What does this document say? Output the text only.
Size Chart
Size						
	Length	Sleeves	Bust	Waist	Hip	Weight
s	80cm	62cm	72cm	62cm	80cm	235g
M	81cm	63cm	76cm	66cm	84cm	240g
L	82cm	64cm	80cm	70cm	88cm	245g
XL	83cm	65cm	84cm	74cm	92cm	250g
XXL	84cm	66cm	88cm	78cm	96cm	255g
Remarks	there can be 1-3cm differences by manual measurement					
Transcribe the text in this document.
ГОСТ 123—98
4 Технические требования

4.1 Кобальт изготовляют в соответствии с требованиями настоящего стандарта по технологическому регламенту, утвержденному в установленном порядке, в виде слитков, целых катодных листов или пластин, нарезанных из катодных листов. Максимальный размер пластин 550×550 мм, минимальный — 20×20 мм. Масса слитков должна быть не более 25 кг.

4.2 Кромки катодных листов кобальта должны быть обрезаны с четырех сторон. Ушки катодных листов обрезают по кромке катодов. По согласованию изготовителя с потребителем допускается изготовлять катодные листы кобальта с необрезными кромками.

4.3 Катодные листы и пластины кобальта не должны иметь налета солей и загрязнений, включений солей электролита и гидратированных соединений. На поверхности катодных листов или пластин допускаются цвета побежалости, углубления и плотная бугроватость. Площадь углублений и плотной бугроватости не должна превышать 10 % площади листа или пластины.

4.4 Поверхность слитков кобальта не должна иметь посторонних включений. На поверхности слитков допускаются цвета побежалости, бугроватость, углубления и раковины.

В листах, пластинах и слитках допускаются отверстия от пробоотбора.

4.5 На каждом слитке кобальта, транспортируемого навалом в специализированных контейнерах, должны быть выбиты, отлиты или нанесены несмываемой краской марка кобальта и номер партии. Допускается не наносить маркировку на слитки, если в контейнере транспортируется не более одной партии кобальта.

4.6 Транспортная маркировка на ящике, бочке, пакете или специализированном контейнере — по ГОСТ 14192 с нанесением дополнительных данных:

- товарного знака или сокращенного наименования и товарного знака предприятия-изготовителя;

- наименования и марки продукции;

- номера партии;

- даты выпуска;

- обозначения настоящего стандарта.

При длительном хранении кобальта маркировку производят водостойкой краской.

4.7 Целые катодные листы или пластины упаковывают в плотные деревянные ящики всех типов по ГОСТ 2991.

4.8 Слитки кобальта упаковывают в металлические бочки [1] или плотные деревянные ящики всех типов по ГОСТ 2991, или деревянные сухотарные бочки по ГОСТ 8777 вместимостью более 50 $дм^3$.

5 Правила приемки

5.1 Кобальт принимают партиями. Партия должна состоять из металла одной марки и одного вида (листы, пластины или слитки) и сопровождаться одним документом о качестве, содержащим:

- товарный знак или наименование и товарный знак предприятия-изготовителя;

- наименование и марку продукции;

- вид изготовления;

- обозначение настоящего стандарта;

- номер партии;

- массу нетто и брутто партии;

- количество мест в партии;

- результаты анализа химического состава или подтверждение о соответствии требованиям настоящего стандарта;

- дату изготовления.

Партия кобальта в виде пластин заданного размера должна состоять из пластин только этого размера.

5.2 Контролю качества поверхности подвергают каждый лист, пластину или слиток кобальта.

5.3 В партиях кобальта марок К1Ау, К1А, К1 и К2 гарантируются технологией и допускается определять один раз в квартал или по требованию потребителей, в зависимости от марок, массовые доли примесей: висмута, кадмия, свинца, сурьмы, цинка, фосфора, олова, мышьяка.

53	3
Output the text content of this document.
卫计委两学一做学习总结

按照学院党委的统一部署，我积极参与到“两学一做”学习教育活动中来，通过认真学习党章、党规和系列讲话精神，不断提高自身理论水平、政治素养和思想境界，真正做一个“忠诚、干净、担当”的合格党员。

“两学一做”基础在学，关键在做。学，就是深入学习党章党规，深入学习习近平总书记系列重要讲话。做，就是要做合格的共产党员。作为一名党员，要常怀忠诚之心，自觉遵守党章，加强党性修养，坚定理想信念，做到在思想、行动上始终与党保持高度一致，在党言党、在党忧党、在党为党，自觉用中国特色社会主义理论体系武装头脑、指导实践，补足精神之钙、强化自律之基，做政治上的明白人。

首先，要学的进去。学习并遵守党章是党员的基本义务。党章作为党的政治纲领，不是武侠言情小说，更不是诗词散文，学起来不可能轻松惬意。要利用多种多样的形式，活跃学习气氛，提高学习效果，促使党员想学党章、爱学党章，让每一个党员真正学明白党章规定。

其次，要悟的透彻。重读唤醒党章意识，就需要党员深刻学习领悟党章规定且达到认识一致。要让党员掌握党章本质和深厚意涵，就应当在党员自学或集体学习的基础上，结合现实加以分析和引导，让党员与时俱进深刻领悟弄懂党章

• • • • • • •

REQUIREMENTS » Read the entries and show each line that mentions "ГОСТ".

FINAL ANSWER »
ГОСТ 123—98
4.6 Транспортная маркировка на ящике, бочке, пакете или специализированном контейнере — по ГОСТ 14192 с нанесением дополнительных данных:
4.7 Целые катодные листы или пластины упаковывают в плотные деревянные ящики всех типов по ГОСТ 2991.
4.8 Слитки кобальта упаковывают в металлические бочки [1] или плотные деревянные ящики всех типов по ГОСТ 2991, или деревянные сухотарные бочки по ГОСТ 8777 вместимостью более 50 $дм^3$.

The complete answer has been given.